> [Tasks and exercises]
1) Answer these questions from the research overview, one answer per line, marked as the questions are:
(a) Since what year has the work on the Maple computer algebra system gone on?
(b) Which group in Sydney was visited in 2003?
(c) What years does the NSERC CRD Grant listed under Research Projects and Proposals cover?
2) Format the part of the records that runs from their first line through the line containing "- y-tick-label: 1.5: [53, 321, 83, 347]" as a JSON list of strings, one string per line, leaving out blank lines.

> [Excerpted passage]
####

My main area of research is Computational Algebra which is also called Symbolic Computation. I am interested in polynomial algebra, in particular, computing with polynomials over the integers, number fields, and finite fields, algebraic function fields, and the problem of algebraic simplification.
One focus is the development of algorithms which use sparse interpolation methods. A second focus has been to develop efficient parallel algorithms for multi-core computers.
I have participated in the design and development of the Maple computer algebra system since 1983 and continue to do so, and currently have a joint project with Maplesoft, an NSERC CRD. I also contributed in a small way to the design of Axiom in 1987 and visited the Magma group in Sydney in 2003.
My other research interests include, automatic differentiation, algorithms and data structures, Groebner bases, and various problems in computational number theory.
At SFU I am directing the computational algebra group: CAG. We are working on a variety of problems in computer algebra and symbolic computation.
Research Projects and Proposals
NSERC Alliance Grant (2022-2025)
New Polynomial GCD and Factorization Algorithms and Software for Maple
NSERC Discovery Grant (2019-2024)
Fast Algorithms and Libraries for Polynomials.
NSERC Discovery Grant (2014-2019)
Parallel Algorithms for Polynomials.
NSERC CRD Grant (2013-2016)
Parallel Algorithms, Data Structures and Libraries for Polynomials
NSERC Discovery Grant (2009-2014)
Algorithms for Multivariate Polynomials.
MPRIME (formerly MITACS) project (2007-2012)
Mathematics of Computer Algebra and Analysis (MOCAA)

####

> [Raw data]

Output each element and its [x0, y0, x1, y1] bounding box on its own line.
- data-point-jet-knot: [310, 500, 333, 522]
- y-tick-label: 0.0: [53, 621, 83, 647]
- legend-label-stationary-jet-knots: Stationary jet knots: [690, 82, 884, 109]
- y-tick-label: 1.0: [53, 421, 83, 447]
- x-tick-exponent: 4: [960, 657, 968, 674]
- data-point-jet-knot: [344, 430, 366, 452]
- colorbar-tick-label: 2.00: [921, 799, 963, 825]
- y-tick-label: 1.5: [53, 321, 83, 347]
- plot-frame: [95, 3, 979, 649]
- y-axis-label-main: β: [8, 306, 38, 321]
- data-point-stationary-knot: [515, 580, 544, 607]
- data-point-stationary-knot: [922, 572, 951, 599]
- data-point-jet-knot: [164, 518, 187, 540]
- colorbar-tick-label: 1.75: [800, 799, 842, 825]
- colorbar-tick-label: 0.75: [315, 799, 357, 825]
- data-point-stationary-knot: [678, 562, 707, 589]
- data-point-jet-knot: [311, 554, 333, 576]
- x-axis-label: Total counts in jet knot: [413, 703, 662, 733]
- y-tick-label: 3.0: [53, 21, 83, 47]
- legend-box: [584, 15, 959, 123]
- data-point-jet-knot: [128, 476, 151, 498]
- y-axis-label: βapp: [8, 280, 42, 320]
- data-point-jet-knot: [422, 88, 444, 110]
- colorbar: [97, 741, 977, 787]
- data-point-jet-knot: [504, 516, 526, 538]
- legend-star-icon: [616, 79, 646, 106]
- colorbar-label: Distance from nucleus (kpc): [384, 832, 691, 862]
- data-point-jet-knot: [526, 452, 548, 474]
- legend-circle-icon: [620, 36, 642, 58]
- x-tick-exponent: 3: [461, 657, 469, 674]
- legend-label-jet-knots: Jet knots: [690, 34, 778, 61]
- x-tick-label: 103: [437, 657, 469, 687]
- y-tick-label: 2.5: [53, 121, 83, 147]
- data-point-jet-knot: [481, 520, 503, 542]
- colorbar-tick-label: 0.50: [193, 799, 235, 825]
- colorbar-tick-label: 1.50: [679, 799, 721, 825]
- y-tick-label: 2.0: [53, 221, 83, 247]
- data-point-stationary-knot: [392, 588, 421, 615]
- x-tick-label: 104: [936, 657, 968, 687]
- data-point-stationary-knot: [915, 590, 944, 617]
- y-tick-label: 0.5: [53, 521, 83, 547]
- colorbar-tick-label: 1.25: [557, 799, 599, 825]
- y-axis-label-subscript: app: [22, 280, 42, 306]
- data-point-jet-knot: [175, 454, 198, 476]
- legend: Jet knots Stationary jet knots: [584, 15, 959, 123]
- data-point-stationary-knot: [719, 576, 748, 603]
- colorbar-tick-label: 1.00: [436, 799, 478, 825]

####

> [Answers to each task]
1)
(a) 1983
(b) The Magma group
(c) 2013-2016

2)
[
  "Output each element and its [x0, y0, x1, y1] bounding box on its own line.",
  "- data-point-jet-knot: [310, 500, 333, 522]",
  "- y-tick-label: 0.0: [53, 621, 83, 647]",
  "- legend-label-stationary-jet-knots: Stationary jet knots: [690, 82, 884, 109]",
  "- y-tick-label: 1.0: [53, 421, 83, 447]",
  "- x-tick-exponent: 4: [960, 657, 968, 674]",
  "- data-point-jet-knot: [344, 430, 366, 452]",
  "- colorbar-tick-label: 2.00: [921, 799, 963, 825]",
  "- y-tick-label: 1.5: [53, 321, 83, 347]"
]